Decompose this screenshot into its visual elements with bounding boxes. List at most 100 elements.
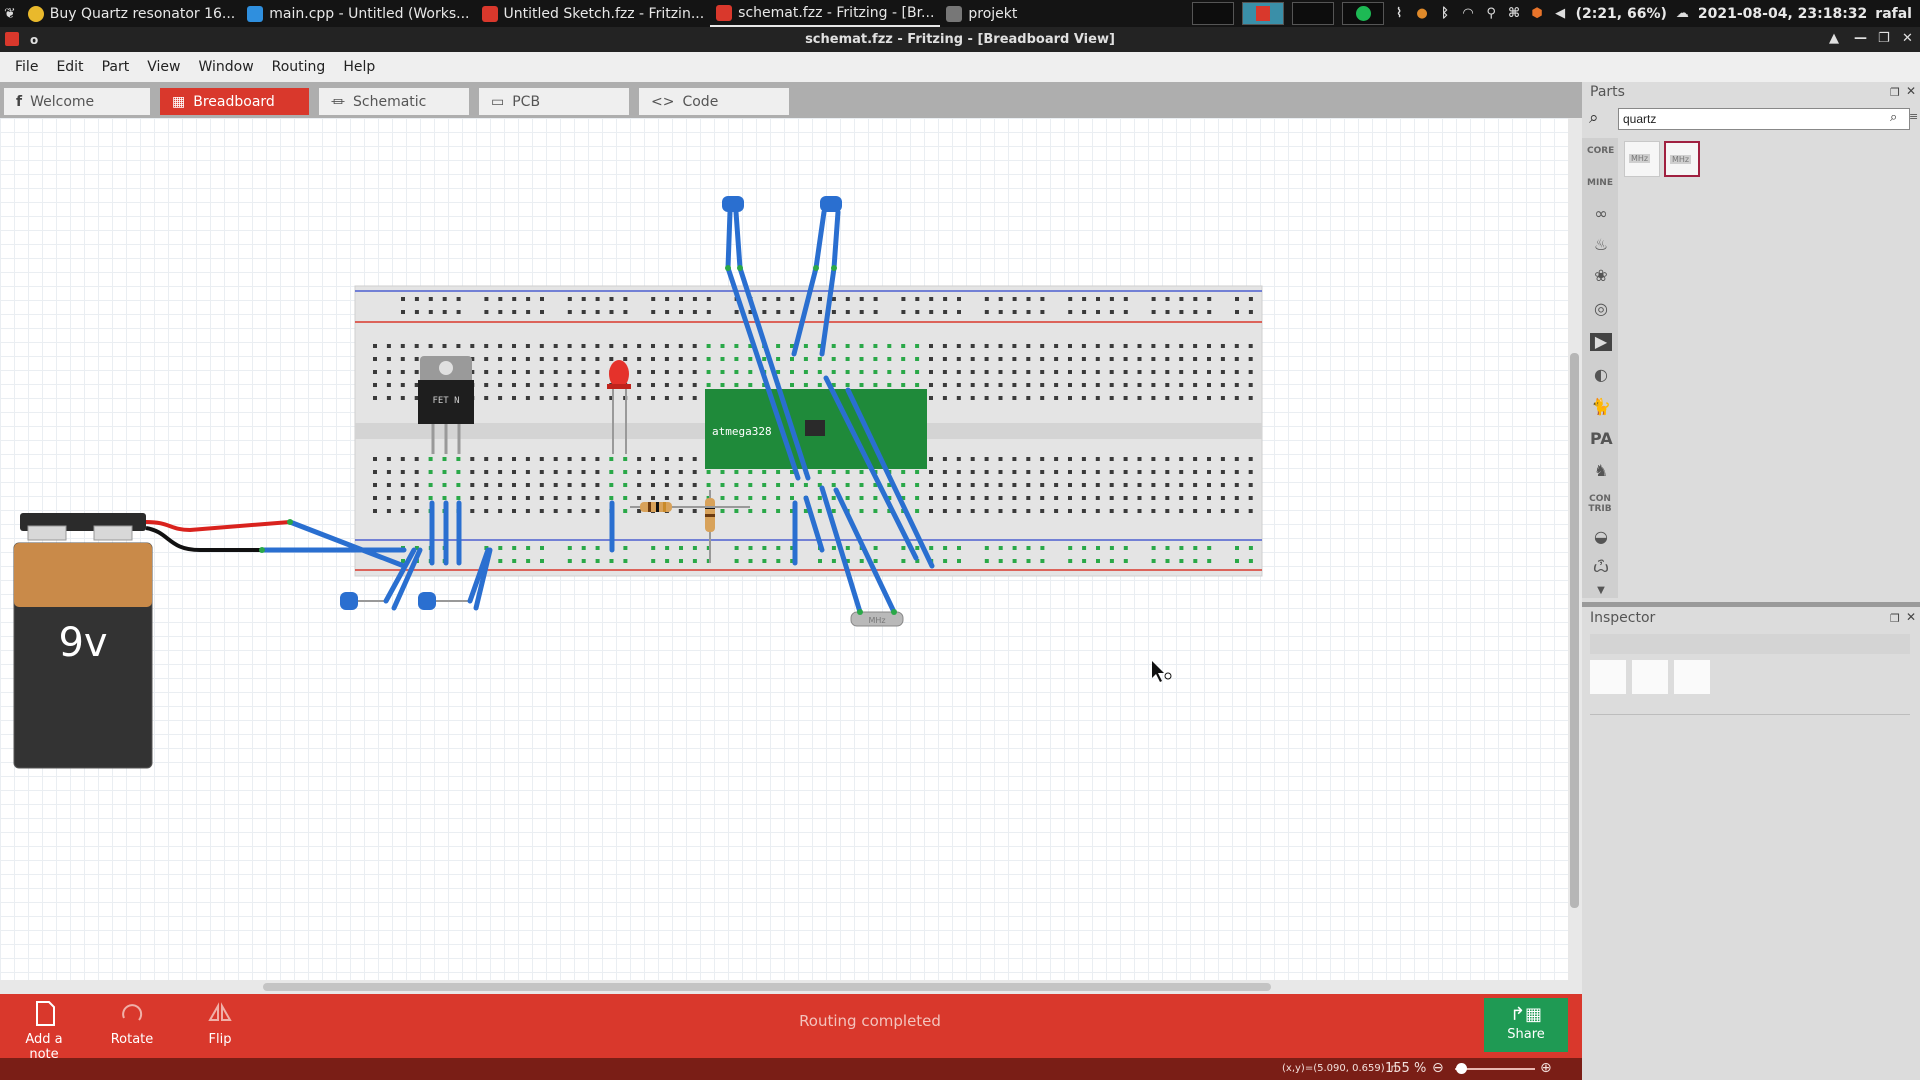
part-result-quartz-2[interactable]: MHz xyxy=(1664,141,1700,177)
cat-bin-icon[interactable]: 🐈 xyxy=(1590,398,1612,416)
location-icon[interactable]: ⚲ xyxy=(1484,6,1499,21)
battery-status[interactable]: (2:21, 66%) xyxy=(1576,6,1667,22)
scroll-down-icon[interactable]: ▼ xyxy=(1590,582,1612,600)
menubar: File Edit Part View Window Routing Help xyxy=(0,52,1920,82)
add-note-button[interactable]: Add a note xyxy=(10,994,78,1062)
vertical-scrollbar[interactable] xyxy=(1568,118,1582,994)
parts-float-icon[interactable]: ❐ xyxy=(1890,86,1900,99)
horizontal-scroll-thumb[interactable] xyxy=(263,983,1271,991)
tab-code[interactable]: <> Code xyxy=(639,88,789,115)
chip-label: atmega328 xyxy=(712,425,772,438)
minimize-icon[interactable]: — xyxy=(1854,31,1867,46)
menu-edit[interactable]: Edit xyxy=(47,59,92,75)
seeed-bin-icon[interactable]: ❀ xyxy=(1590,267,1612,285)
taskbar-task-vscode[interactable]: main.cpp - Untitled (Works... xyxy=(241,0,475,27)
arduino-bin-icon[interactable]: ∞ xyxy=(1590,205,1612,223)
ceramic-capacitor-top-left[interactable] xyxy=(722,196,744,212)
tab-pcb[interactable]: ▭ PCB xyxy=(479,88,629,115)
menu-view[interactable]: View xyxy=(138,59,189,75)
breadboard-canvas[interactable]: 9v FET N atmega328 MHz xyxy=(0,118,1568,994)
pa-bin-icon[interactable]: PA xyxy=(1590,430,1613,448)
regulator-label: FET N xyxy=(432,396,459,406)
menu-file[interactable]: File xyxy=(6,59,47,75)
glasses-bin-icon[interactable]: ѽ xyxy=(1590,558,1612,576)
schematic-icon: ⏛ xyxy=(331,94,345,111)
menu-window[interactable]: Window xyxy=(189,59,262,75)
system-menu-icon[interactable]: ❦ xyxy=(0,0,22,27)
disk-bin-icon[interactable]: ◒ xyxy=(1590,528,1612,546)
notification-icon[interactable]: ☁ xyxy=(1675,6,1690,21)
chrome-icon xyxy=(27,5,44,22)
inspector-image-pcb xyxy=(1674,660,1710,694)
tab-breadboard[interactable]: ▦ Breadboard xyxy=(160,88,309,115)
vscode-icon xyxy=(247,5,264,22)
shield-icon[interactable]: ⬢ xyxy=(1530,6,1545,21)
taskbar-task-fritzing-schemat[interactable]: schemat.fzz - Fritzing - [Br... xyxy=(710,0,941,27)
snootlab-bin-icon[interactable]: ◐ xyxy=(1590,366,1612,384)
tab-welcome[interactable]: f Welcome xyxy=(4,88,150,115)
app-tray-icon[interactable]: ● xyxy=(1415,6,1430,21)
bluetooth-icon[interactable]: ᛒ xyxy=(1438,6,1453,21)
ceramic-capacitor-bottom-left[interactable] xyxy=(340,592,386,610)
zoom-slider[interactable] xyxy=(1455,1068,1535,1070)
tab-schematic[interactable]: ⏛ Schematic xyxy=(319,88,469,115)
menu-routing[interactable]: Routing xyxy=(263,59,335,75)
system-taskbar: ❦ Buy Quartz resonator 16... main.cpp - … xyxy=(0,0,1920,27)
vertical-scroll-thumb[interactable] xyxy=(1570,353,1579,908)
cursor-coordinates: (x,y)=(5.090, 0.659) in xyxy=(1282,1063,1397,1074)
inspector-close-icon[interactable]: ✕ xyxy=(1906,610,1916,624)
username[interactable]: rafal xyxy=(1875,6,1912,22)
rotate-button[interactable]: Rotate xyxy=(104,994,160,1058)
breadboard-scene[interactable]: 9v FET N atmega328 MHz xyxy=(0,118,1568,994)
maximize-icon[interactable]: ❐ xyxy=(1878,31,1890,46)
note-icon xyxy=(36,1001,55,1026)
menu-help[interactable]: Help xyxy=(334,59,384,75)
battery-red-lead[interactable] xyxy=(145,520,291,533)
parts-menu-icon[interactable]: ≡ xyxy=(1909,110,1918,123)
zoom-slider-handle[interactable] xyxy=(1456,1063,1467,1074)
fritzing-f-icon: f xyxy=(16,93,23,110)
workspace-4[interactable] xyxy=(1341,2,1384,25)
bin-contrib[interactable]: CON TRIB xyxy=(1587,494,1613,514)
atmega328-chip[interactable]: atmega328 xyxy=(705,389,927,469)
taskbar-task-folder[interactable]: projekt xyxy=(940,0,1023,27)
status-bar: (x,y)=(5.090, 0.659) in 155 % ⊖ ⊕ xyxy=(0,1058,1582,1080)
network-icon[interactable]: ⌘ xyxy=(1507,6,1522,21)
parts-search-input[interactable] xyxy=(1618,108,1910,130)
workspace-2[interactable] xyxy=(1241,2,1284,25)
rotate-icon xyxy=(122,1004,143,1021)
ceramic-capacitor-bottom-right[interactable] xyxy=(418,592,470,610)
animal-bin-icon[interactable]: ♞ xyxy=(1590,462,1612,480)
inspector-float-icon[interactable]: ❐ xyxy=(1890,612,1900,625)
horizontal-scrollbar[interactable] xyxy=(0,980,1568,994)
paperclip-icon[interactable]: ⌇ xyxy=(1392,6,1407,21)
battery-9v[interactable]: 9v xyxy=(13,513,153,769)
parts-close-icon[interactable]: ✕ xyxy=(1906,84,1916,98)
bin-core[interactable]: CORE xyxy=(1587,146,1614,156)
battery-label: 9v xyxy=(58,620,107,666)
search-icon[interactable]: ⌕ xyxy=(1589,108,1599,128)
close-icon[interactable]: ✕ xyxy=(1902,31,1913,46)
wifi-icon[interactable]: ◠ xyxy=(1461,6,1476,21)
dock-splitter[interactable] xyxy=(1582,602,1920,607)
taskbar-task-fritzing-untitled[interactable]: Untitled Sketch.fzz - Fritzin... xyxy=(476,0,711,27)
intel-bin-icon[interactable]: ◎ xyxy=(1590,300,1612,318)
taskbar-task-browser[interactable]: Buy Quartz resonator 16... xyxy=(22,0,242,27)
sparkfun-bin-icon[interactable]: ♨ xyxy=(1590,236,1612,254)
bin-mine[interactable]: MINE xyxy=(1587,178,1613,188)
menu-part[interactable]: Part xyxy=(93,59,139,75)
flip-button[interactable]: Flip xyxy=(196,994,244,1058)
battery-black-lead[interactable] xyxy=(145,526,262,552)
zoom-out-icon[interactable]: ⊖ xyxy=(1432,1060,1444,1076)
workspace-1[interactable] xyxy=(1191,2,1234,25)
part-result-quartz-1[interactable]: MHz xyxy=(1624,141,1660,177)
media-bin-icon[interactable]: ▶ xyxy=(1590,333,1612,351)
search-submit-icon[interactable]: ⌕ xyxy=(1890,110,1897,125)
zoom-in-icon[interactable]: ⊕ xyxy=(1540,1060,1552,1076)
share-button[interactable]: ↱▦ Share xyxy=(1484,998,1568,1052)
part-result-label: MHz xyxy=(1670,155,1692,164)
shade-icon[interactable]: ▲ xyxy=(1829,31,1839,46)
clock[interactable]: 2021-08-04, 23:18:32 xyxy=(1698,6,1867,22)
workspace-3[interactable] xyxy=(1291,2,1334,25)
volume-icon[interactable]: ◀ xyxy=(1553,6,1568,21)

·····

TASK TO COMPLETE. Copy the records verbatim from the line with "part-result-quartz-2[interactable]: MHz xyxy=(1664,141,1700,177)" to the line with "pa-bin-icon[interactable]: PA xyxy=(1590,430,1613,448)", both of those lines included.

CORRECT RESPONSE.
part-result-quartz-2[interactable]: MHz xyxy=(1664,141,1700,177)
cat-bin-icon[interactable]: 🐈 xyxy=(1590,398,1612,416)
location-icon[interactable]: ⚲ xyxy=(1484,6,1499,21)
battery-status[interactable]: (2:21, 66%) xyxy=(1576,6,1667,22)
scroll-down-icon[interactable]: ▼ xyxy=(1590,582,1612,600)
menubar: File Edit Part View Window Routing Help xyxy=(0,52,1920,82)
add-note-button[interactable]: Add a note xyxy=(10,994,78,1062)
vertical-scrollbar[interactable] xyxy=(1568,118,1582,994)
parts-float-icon[interactable]: ❐ xyxy=(1890,86,1900,99)
horizontal-scroll-thumb[interactable] xyxy=(263,983,1271,991)
tab-code[interactable]: <> Code xyxy=(639,88,789,115)
chip-label: atmega328 xyxy=(712,425,772,438)
minimize-icon[interactable]: — xyxy=(1854,31,1867,46)
menu-edit[interactable]: Edit xyxy=(47,59,92,75)
seeed-bin-icon[interactable]: ❀ xyxy=(1590,267,1612,285)
taskbar-task-vscode[interactable]: main.cpp - Untitled (Works... xyxy=(241,0,475,27)
arduino-bin-icon[interactable]: ∞ xyxy=(1590,205,1612,223)
ceramic-capacitor-top-left[interactable] xyxy=(722,196,744,212)
tab-pcb[interactable]: ▭ PCB xyxy=(479,88,629,115)
menu-view[interactable]: View xyxy=(138,59,189,75)
breadboard-canvas[interactable]: 9v FET N atmega328 MHz xyxy=(0,118,1568,994)
pa-bin-icon[interactable]: PA xyxy=(1590,430,1613,448)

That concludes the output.